# DATA PROVIDED start

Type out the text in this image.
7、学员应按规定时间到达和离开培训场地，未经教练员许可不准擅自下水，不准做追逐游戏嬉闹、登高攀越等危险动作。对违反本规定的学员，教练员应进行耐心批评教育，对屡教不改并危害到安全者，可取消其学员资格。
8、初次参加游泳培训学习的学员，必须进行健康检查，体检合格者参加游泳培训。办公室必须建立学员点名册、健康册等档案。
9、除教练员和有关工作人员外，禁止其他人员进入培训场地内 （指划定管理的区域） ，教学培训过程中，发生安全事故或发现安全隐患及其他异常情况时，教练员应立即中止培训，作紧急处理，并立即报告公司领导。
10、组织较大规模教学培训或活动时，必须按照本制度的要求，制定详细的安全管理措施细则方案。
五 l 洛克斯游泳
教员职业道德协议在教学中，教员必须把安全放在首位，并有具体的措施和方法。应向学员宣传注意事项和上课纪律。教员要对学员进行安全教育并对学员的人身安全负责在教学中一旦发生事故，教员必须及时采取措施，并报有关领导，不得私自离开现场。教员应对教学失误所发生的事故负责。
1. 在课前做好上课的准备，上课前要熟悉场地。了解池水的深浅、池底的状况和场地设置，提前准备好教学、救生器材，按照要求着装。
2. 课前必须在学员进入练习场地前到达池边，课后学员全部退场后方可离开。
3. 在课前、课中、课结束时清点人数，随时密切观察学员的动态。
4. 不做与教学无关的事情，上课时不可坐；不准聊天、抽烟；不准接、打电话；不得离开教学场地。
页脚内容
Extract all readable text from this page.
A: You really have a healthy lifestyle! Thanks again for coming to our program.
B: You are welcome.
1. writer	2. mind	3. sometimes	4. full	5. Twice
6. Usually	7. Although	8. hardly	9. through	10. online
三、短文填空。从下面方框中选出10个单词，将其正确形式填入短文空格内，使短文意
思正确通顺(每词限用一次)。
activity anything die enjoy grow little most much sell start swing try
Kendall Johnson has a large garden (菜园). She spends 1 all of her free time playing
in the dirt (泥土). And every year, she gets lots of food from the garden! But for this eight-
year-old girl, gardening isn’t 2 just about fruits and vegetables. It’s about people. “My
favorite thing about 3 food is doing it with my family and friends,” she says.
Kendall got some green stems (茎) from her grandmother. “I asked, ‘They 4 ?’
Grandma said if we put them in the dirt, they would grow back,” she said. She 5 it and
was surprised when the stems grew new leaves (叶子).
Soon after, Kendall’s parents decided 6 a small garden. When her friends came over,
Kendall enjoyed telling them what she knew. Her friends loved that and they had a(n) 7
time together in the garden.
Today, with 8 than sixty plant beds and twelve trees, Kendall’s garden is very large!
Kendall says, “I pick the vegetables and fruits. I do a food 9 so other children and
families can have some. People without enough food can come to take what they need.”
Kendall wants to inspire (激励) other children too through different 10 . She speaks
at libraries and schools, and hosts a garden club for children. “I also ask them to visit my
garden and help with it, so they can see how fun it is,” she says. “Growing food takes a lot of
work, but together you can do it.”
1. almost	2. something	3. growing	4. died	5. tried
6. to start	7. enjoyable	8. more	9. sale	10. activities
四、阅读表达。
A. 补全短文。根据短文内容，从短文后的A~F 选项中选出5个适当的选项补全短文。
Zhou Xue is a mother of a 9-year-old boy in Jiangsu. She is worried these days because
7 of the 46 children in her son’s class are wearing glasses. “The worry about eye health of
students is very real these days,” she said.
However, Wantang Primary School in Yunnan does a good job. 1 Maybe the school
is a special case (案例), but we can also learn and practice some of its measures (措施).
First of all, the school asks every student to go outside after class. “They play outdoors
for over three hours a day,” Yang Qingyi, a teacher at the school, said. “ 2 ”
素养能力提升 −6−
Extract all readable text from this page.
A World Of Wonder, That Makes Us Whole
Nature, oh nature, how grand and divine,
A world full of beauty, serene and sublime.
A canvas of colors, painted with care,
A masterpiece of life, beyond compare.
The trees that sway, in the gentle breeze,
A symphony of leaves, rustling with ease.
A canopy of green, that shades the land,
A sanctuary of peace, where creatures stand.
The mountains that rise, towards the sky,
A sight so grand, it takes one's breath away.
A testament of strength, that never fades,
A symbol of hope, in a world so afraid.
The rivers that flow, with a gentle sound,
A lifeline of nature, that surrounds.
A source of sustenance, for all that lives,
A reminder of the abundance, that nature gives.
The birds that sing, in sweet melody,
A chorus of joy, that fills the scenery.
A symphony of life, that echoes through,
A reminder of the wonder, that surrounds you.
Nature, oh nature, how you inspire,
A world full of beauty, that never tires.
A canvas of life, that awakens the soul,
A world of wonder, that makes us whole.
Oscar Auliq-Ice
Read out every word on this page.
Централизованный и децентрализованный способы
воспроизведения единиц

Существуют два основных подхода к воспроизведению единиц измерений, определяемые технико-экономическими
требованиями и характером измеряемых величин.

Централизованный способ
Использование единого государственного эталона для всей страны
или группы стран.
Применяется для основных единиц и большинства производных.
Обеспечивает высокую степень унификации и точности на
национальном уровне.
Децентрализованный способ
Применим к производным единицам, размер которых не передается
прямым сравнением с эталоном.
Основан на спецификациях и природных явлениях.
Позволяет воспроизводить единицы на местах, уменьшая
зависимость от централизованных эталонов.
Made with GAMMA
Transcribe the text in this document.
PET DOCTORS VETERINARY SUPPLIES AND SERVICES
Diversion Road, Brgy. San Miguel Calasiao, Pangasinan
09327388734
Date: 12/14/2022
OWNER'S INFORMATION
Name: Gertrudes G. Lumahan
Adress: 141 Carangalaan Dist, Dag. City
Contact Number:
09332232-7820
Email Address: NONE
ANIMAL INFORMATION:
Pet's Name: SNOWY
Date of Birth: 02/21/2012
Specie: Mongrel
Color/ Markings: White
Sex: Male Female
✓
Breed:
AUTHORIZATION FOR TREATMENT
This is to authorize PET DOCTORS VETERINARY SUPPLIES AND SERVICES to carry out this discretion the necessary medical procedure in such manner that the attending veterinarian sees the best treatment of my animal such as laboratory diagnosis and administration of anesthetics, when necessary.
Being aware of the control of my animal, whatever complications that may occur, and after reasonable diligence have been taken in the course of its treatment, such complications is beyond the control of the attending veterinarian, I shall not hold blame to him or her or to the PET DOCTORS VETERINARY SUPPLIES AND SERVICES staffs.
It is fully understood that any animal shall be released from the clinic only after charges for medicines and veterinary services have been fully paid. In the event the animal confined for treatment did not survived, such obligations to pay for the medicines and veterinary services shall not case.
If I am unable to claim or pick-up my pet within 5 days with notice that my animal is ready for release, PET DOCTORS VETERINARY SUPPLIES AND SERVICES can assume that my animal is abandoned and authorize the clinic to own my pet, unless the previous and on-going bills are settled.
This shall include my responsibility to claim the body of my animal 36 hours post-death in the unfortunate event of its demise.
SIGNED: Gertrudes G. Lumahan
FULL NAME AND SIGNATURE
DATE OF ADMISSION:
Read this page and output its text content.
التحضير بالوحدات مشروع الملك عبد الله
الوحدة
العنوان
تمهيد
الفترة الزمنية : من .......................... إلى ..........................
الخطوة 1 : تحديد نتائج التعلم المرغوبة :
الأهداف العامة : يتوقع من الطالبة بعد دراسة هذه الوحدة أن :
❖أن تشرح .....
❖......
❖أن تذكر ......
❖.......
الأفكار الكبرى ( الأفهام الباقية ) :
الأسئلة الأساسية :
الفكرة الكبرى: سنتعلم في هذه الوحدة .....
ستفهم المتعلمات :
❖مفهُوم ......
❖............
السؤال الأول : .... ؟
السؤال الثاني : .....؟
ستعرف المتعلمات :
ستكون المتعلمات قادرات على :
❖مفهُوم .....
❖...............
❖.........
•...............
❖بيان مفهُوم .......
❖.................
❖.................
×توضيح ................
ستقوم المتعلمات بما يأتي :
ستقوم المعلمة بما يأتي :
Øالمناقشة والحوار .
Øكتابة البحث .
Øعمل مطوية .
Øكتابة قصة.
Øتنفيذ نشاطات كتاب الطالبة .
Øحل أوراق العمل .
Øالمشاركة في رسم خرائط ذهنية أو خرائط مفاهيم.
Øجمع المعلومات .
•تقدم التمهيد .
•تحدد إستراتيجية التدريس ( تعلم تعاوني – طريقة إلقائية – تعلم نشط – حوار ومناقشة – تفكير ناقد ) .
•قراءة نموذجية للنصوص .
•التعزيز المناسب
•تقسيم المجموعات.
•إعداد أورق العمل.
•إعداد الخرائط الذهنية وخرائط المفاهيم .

# DATA PROVIDED end

**REQUIRED TASK:**
Select all lines in the listing that include the word "gentle".

**WRITTEN ANSWER:**
The trees that sway, in the gentle breeze,
The rivers that flow, with a gentle sound,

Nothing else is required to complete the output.